* _Requirements_: Using the data below, repeat all of it precisely.

* _Dataset records_:
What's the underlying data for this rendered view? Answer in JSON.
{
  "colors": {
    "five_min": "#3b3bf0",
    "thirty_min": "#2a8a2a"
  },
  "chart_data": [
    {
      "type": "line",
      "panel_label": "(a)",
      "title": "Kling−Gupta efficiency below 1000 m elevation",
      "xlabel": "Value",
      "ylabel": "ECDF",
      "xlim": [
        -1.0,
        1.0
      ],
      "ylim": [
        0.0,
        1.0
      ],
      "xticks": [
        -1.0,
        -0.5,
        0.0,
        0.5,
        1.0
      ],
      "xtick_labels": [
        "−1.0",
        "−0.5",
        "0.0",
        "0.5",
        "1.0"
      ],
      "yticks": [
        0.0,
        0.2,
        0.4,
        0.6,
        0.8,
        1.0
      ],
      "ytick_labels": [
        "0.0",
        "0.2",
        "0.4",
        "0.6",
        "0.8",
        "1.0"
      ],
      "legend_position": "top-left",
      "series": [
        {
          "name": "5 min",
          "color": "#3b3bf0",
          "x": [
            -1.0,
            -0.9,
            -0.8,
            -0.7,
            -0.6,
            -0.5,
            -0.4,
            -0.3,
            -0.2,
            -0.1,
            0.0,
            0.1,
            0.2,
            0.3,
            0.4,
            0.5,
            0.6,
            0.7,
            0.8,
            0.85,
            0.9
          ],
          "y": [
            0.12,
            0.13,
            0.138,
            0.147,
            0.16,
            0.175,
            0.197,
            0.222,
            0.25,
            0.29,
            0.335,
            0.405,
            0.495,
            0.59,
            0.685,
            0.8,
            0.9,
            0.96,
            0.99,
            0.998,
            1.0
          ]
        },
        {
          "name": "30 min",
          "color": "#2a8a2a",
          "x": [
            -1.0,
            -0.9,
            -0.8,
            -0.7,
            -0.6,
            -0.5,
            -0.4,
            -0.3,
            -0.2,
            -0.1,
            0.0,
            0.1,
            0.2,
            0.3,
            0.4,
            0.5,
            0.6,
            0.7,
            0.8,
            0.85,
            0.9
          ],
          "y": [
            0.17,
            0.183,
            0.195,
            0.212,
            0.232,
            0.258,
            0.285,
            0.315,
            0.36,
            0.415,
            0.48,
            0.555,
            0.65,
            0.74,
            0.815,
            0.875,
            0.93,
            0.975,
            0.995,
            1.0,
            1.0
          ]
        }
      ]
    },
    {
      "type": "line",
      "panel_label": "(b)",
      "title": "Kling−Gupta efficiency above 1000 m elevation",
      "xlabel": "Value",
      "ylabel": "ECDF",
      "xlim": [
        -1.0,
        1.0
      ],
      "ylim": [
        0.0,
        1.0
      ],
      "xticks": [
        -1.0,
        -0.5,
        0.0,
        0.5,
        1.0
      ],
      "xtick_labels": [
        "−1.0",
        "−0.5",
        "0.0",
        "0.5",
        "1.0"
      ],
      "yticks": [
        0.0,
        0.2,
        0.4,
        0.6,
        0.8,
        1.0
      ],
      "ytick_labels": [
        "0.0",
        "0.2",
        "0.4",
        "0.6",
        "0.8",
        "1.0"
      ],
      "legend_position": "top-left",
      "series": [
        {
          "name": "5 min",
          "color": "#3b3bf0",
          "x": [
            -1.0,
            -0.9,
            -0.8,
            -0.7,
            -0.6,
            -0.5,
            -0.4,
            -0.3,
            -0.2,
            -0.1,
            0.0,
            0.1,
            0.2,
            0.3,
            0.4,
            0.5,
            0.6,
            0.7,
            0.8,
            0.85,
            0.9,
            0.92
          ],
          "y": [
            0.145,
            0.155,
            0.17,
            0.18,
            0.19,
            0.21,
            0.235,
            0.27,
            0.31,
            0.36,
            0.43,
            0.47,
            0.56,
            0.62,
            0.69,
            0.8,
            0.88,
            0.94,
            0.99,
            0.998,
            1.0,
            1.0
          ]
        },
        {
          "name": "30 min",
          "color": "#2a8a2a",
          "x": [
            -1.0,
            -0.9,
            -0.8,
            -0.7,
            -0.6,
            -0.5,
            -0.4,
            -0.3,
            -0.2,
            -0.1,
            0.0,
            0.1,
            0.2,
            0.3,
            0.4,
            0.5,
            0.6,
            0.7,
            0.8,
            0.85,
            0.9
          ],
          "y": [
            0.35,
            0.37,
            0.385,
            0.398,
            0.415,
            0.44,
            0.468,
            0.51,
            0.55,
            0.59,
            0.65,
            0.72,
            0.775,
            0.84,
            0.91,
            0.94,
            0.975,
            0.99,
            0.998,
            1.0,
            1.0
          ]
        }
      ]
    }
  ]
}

* _Problem solution_:
What's the underlying data for this rendered view? Answer in JSON.
{
  "colors": {
    "five_min": "#3b3bf0",
    "thirty_min": "#2a8a2a"
  },
  "chart_data": [
    {
      "type": "line",
      "panel_label": "(a)",
      "title": "Kling−Gupta efficiency below 1000 m elevation",
      "xlabel": "Value",
      "ylabel": "ECDF",
      "xlim": [
        -1.0,
        1.0
      ],
      "ylim": [
        0.0,
        1.0
      ],
      "xticks": [
        -1.0,
        -0.5,
        0.0,
        0.5,
        1.0
      ],
      "xtick_labels": [
        "−1.0",
        "−0.5",
        "0.0",
        "0.5",
        "1.0"
      ],
      "yticks": [
        0.0,
        0.2,
        0.4,
        0.6,
        0.8,
        1.0
      ],
      "ytick_labels": [
        "0.0",
        "0.2",
        "0.4",
        "0.6",
        "0.8",
        "1.0"
      ],
      "legend_position": "top-left",
      "series": [
        {
          "name": "5 min",
          "color": "#3b3bf0",
          "x": [
            -1.0,
            -0.9,
            -0.8,
            -0.7,
            -0.6,
            -0.5,
            -0.4,
            -0.3,
            -0.2,
            -0.1,
            0.0,
            0.1,
            0.2,
            0.3,
            0.4,
            0.5,
            0.6,
            0.7,
            0.8,
            0.85,
            0.9
          ],
          "y": [
            0.12,
            0.13,
            0.138,
            0.147,
            0.16,
            0.175,
            0.197,
            0.222,
            0.25,
            0.29,
            0.335,
            0.405,
            0.495,
            0.59,
            0.685,
            0.8,
            0.9,
            0.96,
            0.99,
            0.998,
            1.0
          ]
        },
        {
          "name": "30 min",
          "color": "#2a8a2a",
          "x": [
            -1.0,
            -0.9,
            -0.8,
            -0.7,
            -0.6,
            -0.5,
            -0.4,
            -0.3,
            -0.2,
            -0.1,
            0.0,
            0.1,
            0.2,
            0.3,
            0.4,
            0.5,
            0.6,
            0.7,
            0.8,
            0.85,
            0.9
          ],
          "y": [
            0.17,
            0.183,
            0.195,
            0.212,
            0.232,
            0.258,
            0.285,
            0.315,
            0.36,
            0.415,
            0.48,
            0.555,
            0.65,
            0.74,
            0.815,
            0.875,
            0.93,
            0.975,
            0.995,
            1.0,
            1.0
          ]
        }
      ]
    },
    {
      "type": "line",
      "panel_label": "(b)",
      "title": "Kling−Gupta efficiency above 1000 m elevation",
      "xlabel": "Value",
      "ylabel": "ECDF",
      "xlim": [
        -1.0,
        1.0
      ],
      "ylim": [
        0.0,
        1.0
      ],
      "xticks": [
        -1.0,
        -0.5,
        0.0,
        0.5,
        1.0
      ],
      "xtick_labels": [
        "−1.0",
        "−0.5",
        "0.0",
        "0.5",
        "1.0"
      ],
      "yticks": [
        0.0,
        0.2,
        0.4,
        0.6,
        0.8,
        1.0
      ],
      "ytick_labels": [
        "0.0",
        "0.2",
        "0.4",
        "0.6",
        "0.8",
        "1.0"
      ],
      "legend_position": "top-left",
      "series": [
        {
          "name": "5 min",
          "color": "#3b3bf0",
          "x": [
            -1.0,
            -0.9,
            -0.8,
            -0.7,
            -0.6,
            -0.5,
            -0.4,
            -0.3,
            -0.2,
            -0.1,
            0.0,
            0.1,
            0.2,
            0.3,
            0.4,
            0.5,
            0.6,
            0.7,
            0.8,
            0.85,
            0.9,
            0.92
          ],
          "y": [
            0.145,
            0.155,
            0.17,
            0.18,
            0.19,
            0.21,
            0.235,
            0.27,
            0.31,
            0.36,
            0.43,
            0.47,
            0.56,
            0.62,
            0.69,
            0.8,
            0.88,
            0.94,
            0.99,
            0.998,
            1.0,
            1.0
          ]
        },
        {
          "name": "30 min",
          "color": "#2a8a2a",
          "x": [
            -1.0,
            -0.9,
            -0.8,
            -0.7,
            -0.6,
            -0.5,
            -0.4,
            -0.3,
            -0.2,
            -0.1,
            0.0,
            0.1,
            0.2,
            0.3,
            0.4,
            0.5,
            0.6,
            0.7,
            0.8,
            0.85,
            0.9
          ],
          "y": [
            0.35,
            0.37,
            0.385,
            0.398,
            0.415,
            0.44,
            0.468,
            0.51,
            0.55,
            0.59,
            0.65,
            0.72,
            0.775,
            0.84,
            0.91,
            0.94,
            0.975,
            0.99,
            0.998,
            1.0,
            1.0
          ]
        }
      ]
    }
  ]
}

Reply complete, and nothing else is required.